Brief – Scan the material and copy every line in which "JSON" appears.

Records to use –

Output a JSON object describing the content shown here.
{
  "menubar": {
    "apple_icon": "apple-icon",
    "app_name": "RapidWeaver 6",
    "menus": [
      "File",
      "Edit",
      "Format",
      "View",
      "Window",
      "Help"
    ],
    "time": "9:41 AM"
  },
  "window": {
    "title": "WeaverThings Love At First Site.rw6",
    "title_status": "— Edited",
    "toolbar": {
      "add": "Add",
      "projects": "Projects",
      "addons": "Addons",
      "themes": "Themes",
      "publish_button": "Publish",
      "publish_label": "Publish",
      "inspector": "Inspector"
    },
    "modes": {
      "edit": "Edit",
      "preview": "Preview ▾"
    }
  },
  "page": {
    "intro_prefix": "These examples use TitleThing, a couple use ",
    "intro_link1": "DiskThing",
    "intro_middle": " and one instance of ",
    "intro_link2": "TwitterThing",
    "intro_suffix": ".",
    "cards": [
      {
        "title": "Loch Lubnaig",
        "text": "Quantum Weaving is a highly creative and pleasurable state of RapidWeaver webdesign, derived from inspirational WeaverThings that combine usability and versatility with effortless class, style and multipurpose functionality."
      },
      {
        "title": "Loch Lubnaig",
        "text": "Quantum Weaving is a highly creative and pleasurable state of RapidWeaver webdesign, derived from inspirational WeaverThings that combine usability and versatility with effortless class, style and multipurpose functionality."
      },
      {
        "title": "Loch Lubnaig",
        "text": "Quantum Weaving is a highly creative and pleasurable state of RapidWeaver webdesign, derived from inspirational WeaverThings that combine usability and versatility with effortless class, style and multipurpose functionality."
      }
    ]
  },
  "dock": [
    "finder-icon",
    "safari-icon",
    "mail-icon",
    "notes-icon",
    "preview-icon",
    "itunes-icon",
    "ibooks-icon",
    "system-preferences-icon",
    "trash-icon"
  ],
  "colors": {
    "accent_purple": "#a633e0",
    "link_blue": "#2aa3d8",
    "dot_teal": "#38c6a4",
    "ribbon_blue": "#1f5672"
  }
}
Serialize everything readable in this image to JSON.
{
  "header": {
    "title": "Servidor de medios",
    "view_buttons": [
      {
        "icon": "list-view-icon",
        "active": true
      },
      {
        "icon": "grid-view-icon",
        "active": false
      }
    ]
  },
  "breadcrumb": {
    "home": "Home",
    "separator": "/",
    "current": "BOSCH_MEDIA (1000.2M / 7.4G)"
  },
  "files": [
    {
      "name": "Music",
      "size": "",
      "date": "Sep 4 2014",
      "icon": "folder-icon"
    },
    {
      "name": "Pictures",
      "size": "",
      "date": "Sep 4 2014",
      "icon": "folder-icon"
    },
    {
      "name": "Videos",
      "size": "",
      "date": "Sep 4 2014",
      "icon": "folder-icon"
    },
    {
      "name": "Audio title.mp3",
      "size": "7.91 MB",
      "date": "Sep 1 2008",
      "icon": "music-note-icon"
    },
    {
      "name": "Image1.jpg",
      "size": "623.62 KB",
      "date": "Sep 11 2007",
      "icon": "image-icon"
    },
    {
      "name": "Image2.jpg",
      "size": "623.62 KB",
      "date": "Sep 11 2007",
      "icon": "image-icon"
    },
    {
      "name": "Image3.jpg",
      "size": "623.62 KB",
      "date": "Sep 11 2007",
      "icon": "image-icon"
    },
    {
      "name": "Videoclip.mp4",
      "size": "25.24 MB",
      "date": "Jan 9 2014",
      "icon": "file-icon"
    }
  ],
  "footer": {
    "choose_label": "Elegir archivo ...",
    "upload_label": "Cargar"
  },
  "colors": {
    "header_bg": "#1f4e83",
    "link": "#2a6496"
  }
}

Correct output –
Output a JSON object describing the content shown here.
Serialize everything readable in this image to JSON.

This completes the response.